■ **PROBLEM TO WORK ON**
Reproduce the data below in full, switching every occurrence of "washbasin-icon" to "sink-icon" and leaving everything else unchanged.

■ **STORED DATA**
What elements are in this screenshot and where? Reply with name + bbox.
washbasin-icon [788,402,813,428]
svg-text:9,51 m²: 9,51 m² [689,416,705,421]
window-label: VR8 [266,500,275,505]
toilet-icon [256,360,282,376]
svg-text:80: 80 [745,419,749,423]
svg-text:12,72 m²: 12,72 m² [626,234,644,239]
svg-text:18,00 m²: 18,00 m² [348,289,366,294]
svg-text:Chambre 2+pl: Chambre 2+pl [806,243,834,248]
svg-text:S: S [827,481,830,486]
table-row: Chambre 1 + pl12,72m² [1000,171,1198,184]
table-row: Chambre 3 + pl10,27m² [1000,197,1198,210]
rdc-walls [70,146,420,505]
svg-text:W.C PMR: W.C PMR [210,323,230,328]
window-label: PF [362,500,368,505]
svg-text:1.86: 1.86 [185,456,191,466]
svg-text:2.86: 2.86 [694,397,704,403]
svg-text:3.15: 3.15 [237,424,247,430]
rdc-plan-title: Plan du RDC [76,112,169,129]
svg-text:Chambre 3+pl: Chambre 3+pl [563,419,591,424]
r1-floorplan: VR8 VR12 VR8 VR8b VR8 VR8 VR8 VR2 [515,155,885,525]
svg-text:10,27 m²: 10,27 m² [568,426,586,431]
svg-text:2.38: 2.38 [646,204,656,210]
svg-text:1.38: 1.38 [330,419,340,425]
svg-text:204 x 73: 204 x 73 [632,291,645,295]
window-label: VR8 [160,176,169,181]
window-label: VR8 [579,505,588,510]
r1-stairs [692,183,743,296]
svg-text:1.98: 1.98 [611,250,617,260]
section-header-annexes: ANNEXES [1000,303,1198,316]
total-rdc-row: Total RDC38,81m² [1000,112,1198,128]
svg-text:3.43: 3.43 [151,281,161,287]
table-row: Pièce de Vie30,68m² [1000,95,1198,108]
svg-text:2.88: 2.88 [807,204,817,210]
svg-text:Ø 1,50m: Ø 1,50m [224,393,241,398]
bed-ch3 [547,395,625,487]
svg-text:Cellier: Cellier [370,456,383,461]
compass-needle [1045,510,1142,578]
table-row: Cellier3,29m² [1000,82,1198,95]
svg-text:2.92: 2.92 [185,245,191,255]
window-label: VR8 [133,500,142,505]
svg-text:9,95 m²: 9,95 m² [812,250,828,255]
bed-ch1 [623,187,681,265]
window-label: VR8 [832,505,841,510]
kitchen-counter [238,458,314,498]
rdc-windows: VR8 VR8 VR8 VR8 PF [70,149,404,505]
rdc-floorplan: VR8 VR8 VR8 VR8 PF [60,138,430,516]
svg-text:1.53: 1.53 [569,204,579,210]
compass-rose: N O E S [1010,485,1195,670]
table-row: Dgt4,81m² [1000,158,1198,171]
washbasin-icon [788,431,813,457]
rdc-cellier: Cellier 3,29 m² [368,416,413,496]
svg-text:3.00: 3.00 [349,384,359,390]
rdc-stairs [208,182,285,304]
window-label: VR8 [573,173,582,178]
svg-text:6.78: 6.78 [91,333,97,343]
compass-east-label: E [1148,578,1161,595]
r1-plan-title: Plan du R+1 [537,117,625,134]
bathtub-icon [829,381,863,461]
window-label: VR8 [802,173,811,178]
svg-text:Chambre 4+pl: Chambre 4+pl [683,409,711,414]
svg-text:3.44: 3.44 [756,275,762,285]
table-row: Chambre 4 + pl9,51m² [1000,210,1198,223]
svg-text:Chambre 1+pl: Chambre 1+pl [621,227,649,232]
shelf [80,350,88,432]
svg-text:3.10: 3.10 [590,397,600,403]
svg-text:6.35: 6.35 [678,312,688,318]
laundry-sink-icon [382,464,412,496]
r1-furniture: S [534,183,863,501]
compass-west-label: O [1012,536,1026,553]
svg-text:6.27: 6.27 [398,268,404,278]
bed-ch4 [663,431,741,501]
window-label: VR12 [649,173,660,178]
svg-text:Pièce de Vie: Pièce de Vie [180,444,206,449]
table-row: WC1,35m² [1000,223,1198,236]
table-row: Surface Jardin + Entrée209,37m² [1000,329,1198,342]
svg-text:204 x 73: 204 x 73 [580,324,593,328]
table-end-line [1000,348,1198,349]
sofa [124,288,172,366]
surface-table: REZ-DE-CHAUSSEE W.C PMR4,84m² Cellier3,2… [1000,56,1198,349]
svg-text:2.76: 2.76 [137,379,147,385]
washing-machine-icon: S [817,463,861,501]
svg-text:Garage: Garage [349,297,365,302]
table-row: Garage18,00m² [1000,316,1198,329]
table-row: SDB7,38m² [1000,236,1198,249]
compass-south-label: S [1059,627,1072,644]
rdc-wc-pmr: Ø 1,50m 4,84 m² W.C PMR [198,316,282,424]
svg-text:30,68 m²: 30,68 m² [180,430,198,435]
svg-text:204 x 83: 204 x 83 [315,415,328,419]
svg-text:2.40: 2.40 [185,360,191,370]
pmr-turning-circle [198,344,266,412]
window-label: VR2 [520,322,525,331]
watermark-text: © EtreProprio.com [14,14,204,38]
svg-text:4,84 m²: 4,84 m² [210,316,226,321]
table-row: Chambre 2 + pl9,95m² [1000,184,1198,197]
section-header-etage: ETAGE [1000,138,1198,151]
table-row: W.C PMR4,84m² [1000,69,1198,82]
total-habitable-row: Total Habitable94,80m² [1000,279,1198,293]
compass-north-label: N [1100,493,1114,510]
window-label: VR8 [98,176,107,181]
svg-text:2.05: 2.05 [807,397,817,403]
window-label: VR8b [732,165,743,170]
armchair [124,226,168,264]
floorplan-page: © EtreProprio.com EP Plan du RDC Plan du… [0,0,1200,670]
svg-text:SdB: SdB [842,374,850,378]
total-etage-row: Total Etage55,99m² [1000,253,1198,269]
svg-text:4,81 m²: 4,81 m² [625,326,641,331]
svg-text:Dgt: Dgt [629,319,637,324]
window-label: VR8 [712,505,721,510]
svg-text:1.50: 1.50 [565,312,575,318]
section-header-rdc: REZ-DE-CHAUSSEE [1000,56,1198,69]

■ **REPLY TO THE EXERCISE**
What elements are in this screenshot and where? Reply with name + bbox.
sink-icon [788,402,813,428]
svg-text:9,51 m²: 9,51 m² [689,416,705,421]
window-label: VR8 [266,500,275,505]
toilet-icon [256,360,282,376]
svg-text:80: 80 [745,419,749,423]
svg-text:12,72 m²: 12,72 m² [626,234,644,239]
svg-text:18,00 m²: 18,00 m² [348,289,366,294]
svg-text:Chambre 2+pl: Chambre 2+pl [806,243,834,248]
svg-text:S: S [827,481,830,486]
table-row: Chambre 1 + pl12,72m² [1000,171,1198,184]
table-row: Chambre 3 + pl10,27m² [1000,197,1198,210]
rdc-walls [70,146,420,505]
svg-text:W.C PMR: W.C PMR [210,323,230,328]
window-label: PF [362,500,368,505]
svg-text:1.86: 1.86 [185,456,191,466]
svg-text:2.86: 2.86 [694,397,704,403]
svg-text:3.15: 3.15 [237,424,247,430]
rdc-plan-title: Plan du RDC [76,112,169,129]
svg-text:Chambre 3+pl: Chambre 3+pl [563,419,591,424]
r1-floorplan: VR8 VR12 VR8 VR8b VR8 VR8 VR8 VR2 [515,155,885,525]
svg-text:10,27 m²: 10,27 m² [568,426,586,431]
svg-text:2.38: 2.38 [646,204,656,210]
svg-text:1.38: 1.38 [330,419,340,425]
svg-text:204 x 73: 204 x 73 [632,291,645,295]
window-label: VR8 [160,176,169,181]
window-label: VR8 [579,505,588,510]
r1-stairs [692,183,743,296]
svg-text:1.98: 1.98 [611,250,617,260]
section-header-annexes: ANNEXES [1000,303,1198,316]
total-rdc-row: Total RDC38,81m² [1000,112,1198,128]
svg-text:3.43: 3.43 [151,281,161,287]
table-row: Pièce de Vie30,68m² [1000,95,1198,108]
svg-text:2.88: 2.88 [807,204,817,210]
svg-text:Ø 1,50m: Ø 1,50m [224,393,241,398]
bed-ch3 [547,395,625,487]
svg-text:Cellier: Cellier [370,456,383,461]
compass-needle [1045,510,1142,578]
table-row: Cellier3,29m² [1000,82,1198,95]
svg-text:2.92: 2.92 [185,245,191,255]
window-label: VR8 [133,500,142,505]
svg-text:9,95 m²: 9,95 m² [812,250,828,255]
bed-ch1 [623,187,681,265]
window-label: VR8 [832,505,841,510]
kitchen-counter [238,458,314,498]
rdc-windows: VR8 VR8 VR8 VR8 PF [70,149,404,505]
rdc-floorplan: VR8 VR8 VR8 VR8 PF [60,138,430,516]
svg-text:1.53: 1.53 [569,204,579,210]
compass-rose: N O E S [1010,485,1195,670]
table-row: Dgt4,81m² [1000,158,1198,171]
sink-icon [788,431,813,457]
rdc-cellier: Cellier 3,29 m² [368,416,413,496]
svg-text:3.00: 3.00 [349,384,359,390]
rdc-stairs [208,182,285,304]
window-label: VR8 [573,173,582,178]
svg-text:6.78: 6.78 [91,333,97,343]
compass-east-label: E [1148,578,1161,595]
r1-plan-title: Plan du R+1 [537,117,625,134]
bathtub-icon [829,381,863,461]
window-label: VR8 [802,173,811,178]
svg-text:Chambre 4+pl: Chambre 4+pl [683,409,711,414]
svg-text:3.44: 3.44 [756,275,762,285]
table-row: Chambre 4 + pl9,51m² [1000,210,1198,223]
svg-text:Chambre 1+pl: Chambre 1+pl [621,227,649,232]
shelf [80,350,88,432]
svg-text:3.10: 3.10 [590,397,600,403]
svg-text:6.35: 6.35 [678,312,688,318]
laundry-sink-icon [382,464,412,496]
r1-furniture: S [534,183,863,501]
compass-west-label: O [1012,536,1026,553]
svg-text:6.27: 6.27 [398,268,404,278]
bed-ch4 [663,431,741,501]
window-label: VR12 [649,173,660,178]
svg-text:Pièce de Vie: Pièce de Vie [180,444,206,449]
table-row: WC1,35m² [1000,223,1198,236]
table-row: Surface Jardin + Entrée209,37m² [1000,329,1198,342]
svg-text:204 x 73: 204 x 73 [580,324,593,328]
table-end-line [1000,348,1198,349]
sofa [124,288,172,366]
surface-table: REZ-DE-CHAUSSEE W.C PMR4,84m² Cellier3,2… [1000,56,1198,349]
svg-text:2.76: 2.76 [137,379,147,385]
washing-machine-icon: S [817,463,861,501]
svg-text:Garage: Garage [349,297,365,302]
table-row: Garage18,00m² [1000,316,1198,329]
table-row: SDB7,38m² [1000,236,1198,249]
compass-south-label: S [1059,627,1072,644]
rdc-wc-pmr: Ø 1,50m 4,84 m² W.C PMR [198,316,282,424]
svg-text:30,68 m²: 30,68 m² [180,430,198,435]
svg-text:204 x 83: 204 x 83 [315,415,328,419]
svg-text:2.40: 2.40 [185,360,191,370]
pmr-turning-circle [198,344,266,412]
window-label: VR2 [520,322,525,331]
watermark-text: © EtreProprio.com [14,14,204,38]
svg-text:4,84 m²: 4,84 m² [210,316,226,321]
table-row: Chambre 2 + pl9,95m² [1000,184,1198,197]
section-header-etage: ETAGE [1000,138,1198,151]
table-row: W.C PMR4,84m² [1000,69,1198,82]
total-habitable-row: Total Habitable94,80m² [1000,279,1198,293]
compass-north-label: N [1100,493,1114,510]
window-label: VR8 [98,176,107,181]
svg-text:2.05: 2.05 [807,397,817,403]
window-label: VR8b [732,165,743,170]
armchair [124,226,168,264]
floorplan-page: © EtreProprio.com EP Plan du RDC Plan du… [0,0,1200,670]
svg-text:SdB: SdB [842,374,850,378]
total-etage-row: Total Etage55,99m² [1000,253,1198,269]
svg-text:4,81 m²: 4,81 m² [625,326,641,331]
svg-text:Dgt: Dgt [629,319,637,324]
window-label: VR8 [712,505,721,510]
svg-text:1.50: 1.50 [565,312,575,318]
section-header-rdc: REZ-DE-CHAUSSEE [1000,56,1198,69]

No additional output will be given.